╔══
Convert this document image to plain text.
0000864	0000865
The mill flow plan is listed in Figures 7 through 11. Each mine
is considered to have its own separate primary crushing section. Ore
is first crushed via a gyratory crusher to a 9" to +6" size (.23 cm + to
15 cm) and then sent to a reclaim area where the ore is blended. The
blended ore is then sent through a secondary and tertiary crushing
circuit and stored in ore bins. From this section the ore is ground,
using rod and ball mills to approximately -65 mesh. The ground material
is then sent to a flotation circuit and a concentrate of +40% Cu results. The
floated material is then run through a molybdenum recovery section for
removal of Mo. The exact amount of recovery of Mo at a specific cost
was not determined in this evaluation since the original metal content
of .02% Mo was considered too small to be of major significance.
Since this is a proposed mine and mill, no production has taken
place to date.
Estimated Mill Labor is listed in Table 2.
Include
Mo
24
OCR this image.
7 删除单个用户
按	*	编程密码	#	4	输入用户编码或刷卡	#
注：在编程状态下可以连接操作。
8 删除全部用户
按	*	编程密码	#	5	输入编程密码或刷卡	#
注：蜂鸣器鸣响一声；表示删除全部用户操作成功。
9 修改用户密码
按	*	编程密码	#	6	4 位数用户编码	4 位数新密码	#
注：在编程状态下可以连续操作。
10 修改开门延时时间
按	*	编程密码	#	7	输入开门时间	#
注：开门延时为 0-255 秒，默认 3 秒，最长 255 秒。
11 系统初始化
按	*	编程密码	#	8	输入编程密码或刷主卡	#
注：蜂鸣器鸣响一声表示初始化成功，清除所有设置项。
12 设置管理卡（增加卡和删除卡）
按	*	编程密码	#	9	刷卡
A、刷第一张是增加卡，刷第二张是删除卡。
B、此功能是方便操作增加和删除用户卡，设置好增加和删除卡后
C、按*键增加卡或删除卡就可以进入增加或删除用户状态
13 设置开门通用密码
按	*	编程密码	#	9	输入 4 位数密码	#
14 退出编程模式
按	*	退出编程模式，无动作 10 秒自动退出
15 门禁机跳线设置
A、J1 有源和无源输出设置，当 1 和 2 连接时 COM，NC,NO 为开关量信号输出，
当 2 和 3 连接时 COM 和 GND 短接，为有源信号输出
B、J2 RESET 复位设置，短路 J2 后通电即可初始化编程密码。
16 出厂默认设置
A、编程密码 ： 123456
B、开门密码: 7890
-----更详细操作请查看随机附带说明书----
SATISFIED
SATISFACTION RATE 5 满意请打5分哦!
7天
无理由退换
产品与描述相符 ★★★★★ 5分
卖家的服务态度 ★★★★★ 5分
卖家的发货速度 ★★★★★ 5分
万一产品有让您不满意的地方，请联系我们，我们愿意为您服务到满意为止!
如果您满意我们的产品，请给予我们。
╚══
▸ **WHAT IS NEEDED**: Filter the entries and copy out every line with the word "this".

▸ **FINAL ANSWER**:
Convert this document image to plain text.
circuit and stored in ore bins. From this section the ore is ground,
was not determined in this evaluation since the original metal content
Since this is a proposed mine and mill, no production has taken
OCR this image.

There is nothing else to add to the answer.